▶ _Entries shown_:
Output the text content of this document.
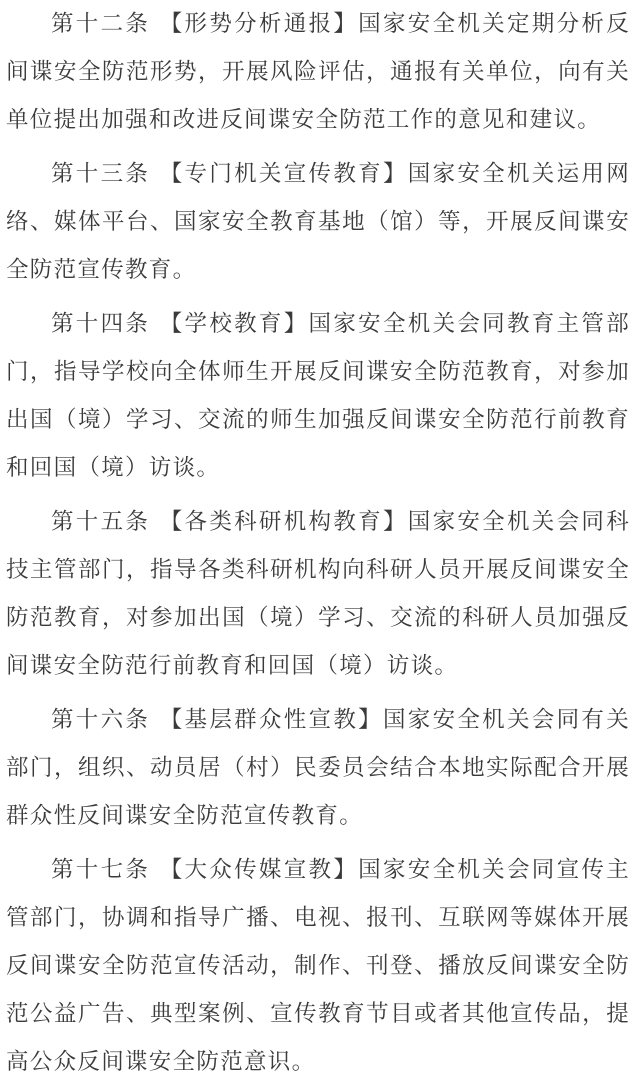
第十二条 【形势分析通报】国家安全机关定期分析反间谍安全防范形势，开展风险评估，通报有关单位，向有关单位提出加强和改进反间谍安全防范工作的意见和建议。

第十三条 【专门机关宣传教育】国家安全机关运用网络、媒体平台、国家安全教育基地（馆）等，开展反间谍安全防范宣传教育。

第十四条 【学校教育】国家安全机关会同教育主管部门，指导学校向全体师生开展反间谍安全防范教育，对参加出国（境）学习、交流的师生加强反间谍安全防范行前教育和回国（境）访谈。

第十五条 【各类科研机构教育】国家安全机关会同科技主管部门，指导各类科研机构向科研人员开展反间谍安全防范教育，对参加出国（境）学习、交流的科研人员加强反间谍安全防范行前教育和回国（境）访谈。

第十六条 【基层群众性宣教】国家安全机关会同有关部门，组织、动员居（村）民委员会结合本地实际配合开展群众性反间谍安全防范宣传教育。

第十七条 【大众传媒宣教】国家安全机关会同宣传主管部门，协调和指导广播、电视、报刊、互联网等媒体开展反间谍安全防范宣传活动，制作、刊登、播放反间谍安全防范公益广告、典型案例、宣传教育节目或者其他宣传品，提高公众反间谍安全防范意识。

▶ _Exercise_:
Report how many lines in these entries contain "对参加出国". Answer with the number only.

▶ _Answer to the exercise_:
2